> _Working data_
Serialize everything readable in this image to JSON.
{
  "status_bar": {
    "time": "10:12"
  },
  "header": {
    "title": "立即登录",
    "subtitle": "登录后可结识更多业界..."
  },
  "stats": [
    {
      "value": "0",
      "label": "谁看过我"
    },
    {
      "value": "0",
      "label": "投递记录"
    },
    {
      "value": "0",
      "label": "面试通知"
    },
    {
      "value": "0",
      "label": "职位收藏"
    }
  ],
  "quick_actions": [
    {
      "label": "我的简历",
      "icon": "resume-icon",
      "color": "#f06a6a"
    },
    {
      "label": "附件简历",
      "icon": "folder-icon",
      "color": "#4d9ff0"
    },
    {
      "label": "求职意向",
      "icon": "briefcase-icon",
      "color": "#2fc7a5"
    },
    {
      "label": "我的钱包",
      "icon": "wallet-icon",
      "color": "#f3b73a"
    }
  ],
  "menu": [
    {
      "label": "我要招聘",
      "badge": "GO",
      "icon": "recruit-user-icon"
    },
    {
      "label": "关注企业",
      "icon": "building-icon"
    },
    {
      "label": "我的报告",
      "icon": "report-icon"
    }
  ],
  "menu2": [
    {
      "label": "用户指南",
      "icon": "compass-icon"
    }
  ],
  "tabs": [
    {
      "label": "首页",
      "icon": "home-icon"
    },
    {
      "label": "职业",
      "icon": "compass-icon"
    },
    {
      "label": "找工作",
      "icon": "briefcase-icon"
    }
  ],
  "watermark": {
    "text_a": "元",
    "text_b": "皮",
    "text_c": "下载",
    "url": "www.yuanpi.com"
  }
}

> _Task to complete_
From the first line to the last, please quote the material above exactly.

> _Exercise solution_
Serialize everything readable in this image to JSON.
{
  "status_bar": {
    "time": "10:12"
  },
  "header": {
    "title": "立即登录",
    "subtitle": "登录后可结识更多业界..."
  },
  "stats": [
    {
      "value": "0",
      "label": "谁看过我"
    },
    {
      "value": "0",
      "label": "投递记录"
    },
    {
      "value": "0",
      "label": "面试通知"
    },
    {
      "value": "0",
      "label": "职位收藏"
    }
  ],
  "quick_actions": [
    {
      "label": "我的简历",
      "icon": "resume-icon",
      "color": "#f06a6a"
    },
    {
      "label": "附件简历",
      "icon": "folder-icon",
      "color": "#4d9ff0"
    },
    {
      "label": "求职意向",
      "icon": "briefcase-icon",
      "color": "#2fc7a5"
    },
    {
      "label": "我的钱包",
      "icon": "wallet-icon",
      "color": "#f3b73a"
    }
  ],
  "menu": [
    {
      "label": "我要招聘",
      "badge": "GO",
      "icon": "recruit-user-icon"
    },
    {
      "label": "关注企业",
      "icon": "building-icon"
    },
    {
      "label": "我的报告",
      "icon": "report-icon"
    }
  ],
  "menu2": [
    {
      "label": "用户指南",
      "icon": "compass-icon"
    }
  ],
  "tabs": [
    {
      "label": "首页",
      "icon": "home-icon"
    },
    {
      "label": "职业",
      "icon": "compass-icon"
    },
    {
      "label": "找工作",
      "icon": "briefcase-icon"
    }
  ],
  "watermark": {
    "text_a": "元",
    "text_b": "皮",
    "text_c": "下载",
    "url": "www.yuanpi.com"
  }
}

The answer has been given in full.